[Dataset items]
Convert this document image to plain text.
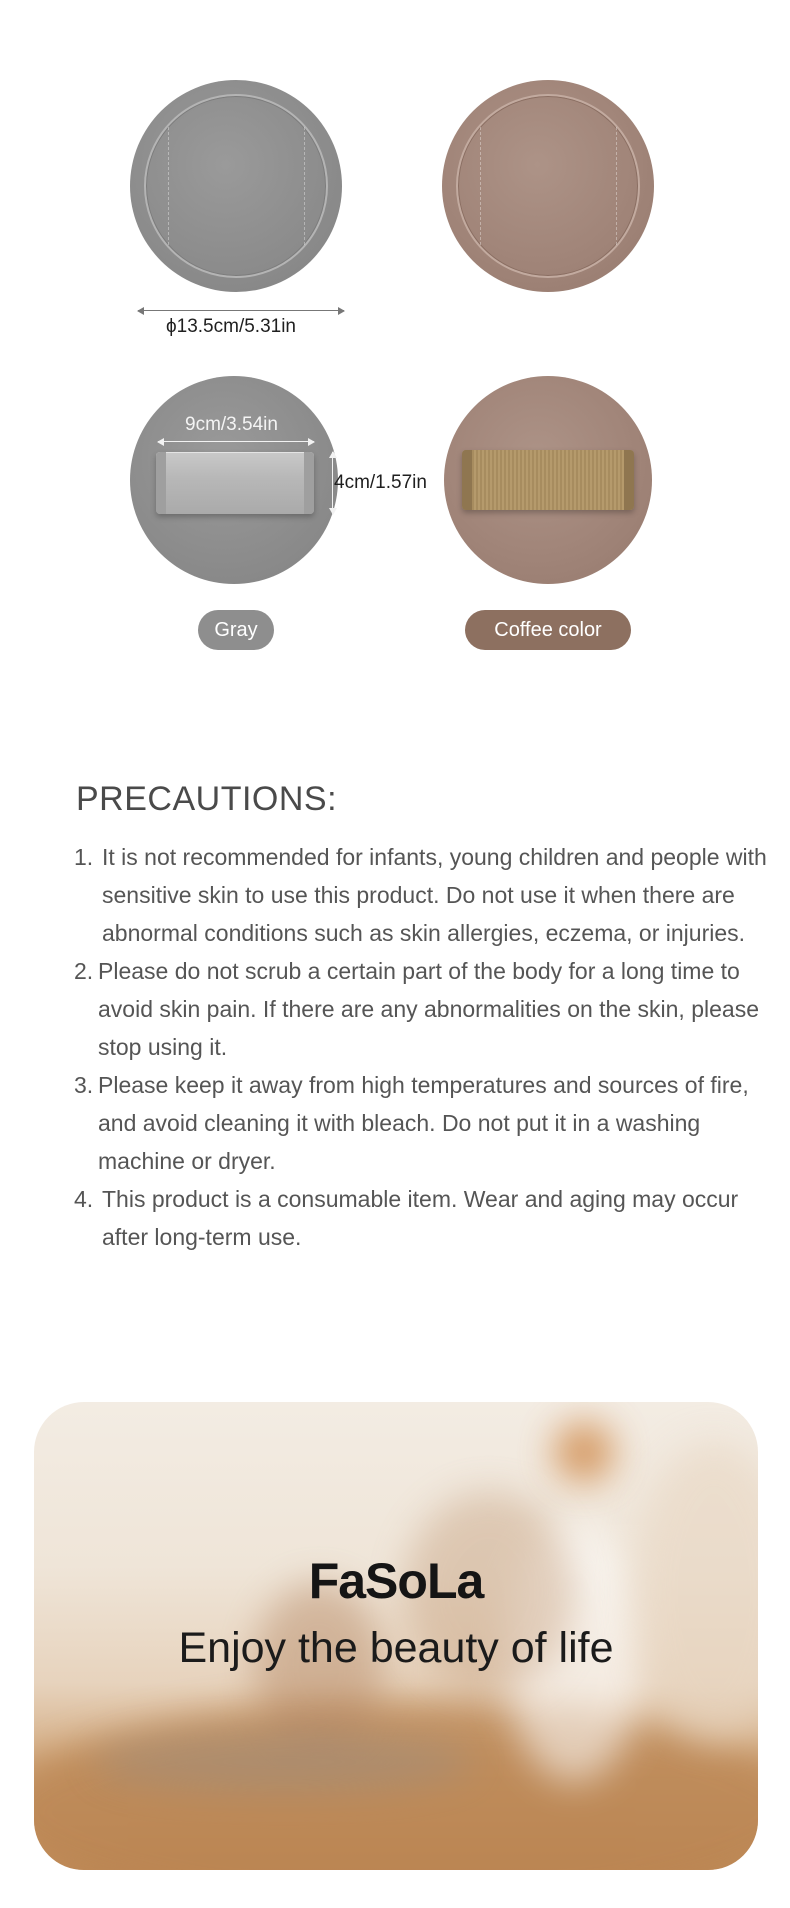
ϕ13.5cm/5.31in
9cm/3.54in
4cm/1.57in
Gray	Coffee color
PRECAUTIONS:
1. It is not recommended for infants, young children and people with sensitive skin to use this product. Do not use it when there are abnormal conditions such as skin allergies, eczema, or injuries.
2. Please do not scrub a certain part of the body for a long time to avoid skin pain. If there are any abnormalities on the skin, please stop using it.
3. Please keep it away from high temperatures and sources of fire, and avoid cleaning it with bleach. Do not put it in a washing machine or dryer.
4. This product is a consumable item. Wear and aging may occur after long-term use.
FaSoLa
Enjoy the beauty of life
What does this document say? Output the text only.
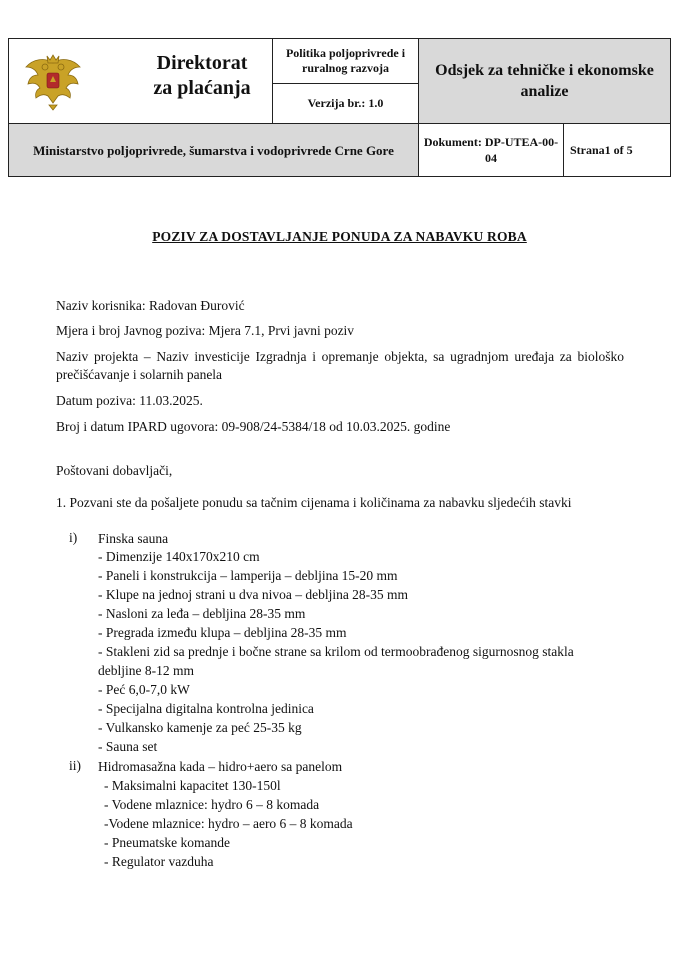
Direktorat
za plaćanja
Politika poljoprivrede i ruralnog razvoja
Verzija br.: 1.0
Odsjek za tehničke i ekonomske analize
Ministarstvo poljoprivrede, šumarstva i vodoprivrede Crne Gore
Dokument: DP-UTEA-00-04
Strana1 of 5
POZIV ZA DOSTAVLJANJE PONUDA ZA NABAVKU ROBA
Naziv korisnika: Radovan Đurović
Mjera i broj Javnog poziva: Mjera 7.1, Prvi javni poziv
Naziv projekta – Naziv investicije Izgradnja i opremanje objekta, sa ugradnjom uređaja za biološko prečišćavanje i solarnih panela
Datum poziva: 11.03.2025.
Broj i datum IPARD ugovora: 09-908/24-5384/18 od 10.03.2025. godine
Poštovani dobavljači,
1. Pozvani ste da pošaljete ponudu sa tačnim cijenama i količinama za nabavku sljedećih stavki
i) Finska sauna
- Dimenzije 140x170x210 cm
- Paneli i konstrukcija – lamperija – debljina 15-20 mm
- Klupe na jednoj strani u dva nivoa – debljina 28-35 mm
- Nasloni za leđa – debljina 28-35 mm
- Pregrada između klupa – debljina 28-35 mm
- Stakleni zid sa prednje i bočne strane sa krilom od termoobrađenog sigurnosnog stakla
debljine 8-12 mm
- Peć 6,0-7,0 kW
- Specijalna digitalna kontrolna jedinica
- Vulkansko kamenje za peć 25-35 kg
- Sauna set
ii) Hidromasažna kada – hidro+aero sa panelom
- Maksimalni kapacitet 130-150l
- Vodene mlaznice: hydro 6 – 8 komada
-Vodene mlaznice: hydro – aero 6 – 8 komada
- Pneumatske komande
- Regulator vazduha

Work to do: Copy the entries above faithfully and omit every image.

Expected answer:
Convert this document image to plain text.
ϕ13.5cm/5.31in
9cm/3.54in
4cm/1.57in
Gray	Coffee color
PRECAUTIONS:
1. It is not recommended for infants, young children and people with sensitive skin to use this product. Do not use it when there are abnormal conditions such as skin allergies, eczema, or injuries.
2. Please do not scrub a certain part of the body for a long time to avoid skin pain. If there are any abnormalities on the skin, please stop using it.
3. Please keep it away from high temperatures and sources of fire, and avoid cleaning it with bleach. Do not put it in a washing machine or dryer.
4. This product is a consumable item. Wear and aging may occur after long-term use.
FaSoLa
Enjoy the beauty of life
What does this document say? Output the text only.
Direktorat
za plaćanja
Politika poljoprivrede i ruralnog razvoja
Verzija br.: 1.0
Odsjek za tehničke i ekonomske analize
Ministarstvo poljoprivrede, šumarstva i vodoprivrede Crne Gore
Dokument: DP-UTEA-00-04
Strana1 of 5
POZIV ZA DOSTAVLJANJE PONUDA ZA NABAVKU ROBA
Naziv korisnika: Radovan Đurović
Mjera i broj Javnog poziva: Mjera 7.1, Prvi javni poziv
Naziv projekta – Naziv investicije Izgradnja i opremanje objekta, sa ugradnjom uređaja za biološko prečišćavanje i solarnih panela
Datum poziva: 11.03.2025.
Broj i datum IPARD ugovora: 09-908/24-5384/18 od 10.03.2025. godine
Poštovani dobavljači,
1. Pozvani ste da pošaljete ponudu sa tačnim cijenama i količinama za nabavku sljedećih stavki
i) Finska sauna
- Dimenzije 140x170x210 cm
- Paneli i konstrukcija – lamperija – debljina 15-20 mm
- Klupe na jednoj strani u dva nivoa – debljina 28-35 mm
- Nasloni za leđa – debljina 28-35 mm
- Pregrada između klupa – debljina 28-35 mm
- Stakleni zid sa prednje i bočne strane sa krilom od termoobrađenog sigurnosnog stakla
debljine 8-12 mm
- Peć 6,0-7,0 kW
- Specijalna digitalna kontrolna jedinica
- Vulkansko kamenje za peć 25-35 kg
- Sauna set
ii) Hidromasažna kada – hidro+aero sa panelom
- Maksimalni kapacitet 130-150l
- Vodene mlaznice: hydro 6 – 8 komada
-Vodene mlaznice: hydro – aero 6 – 8 komada
- Pneumatske komande
- Regulator vazduha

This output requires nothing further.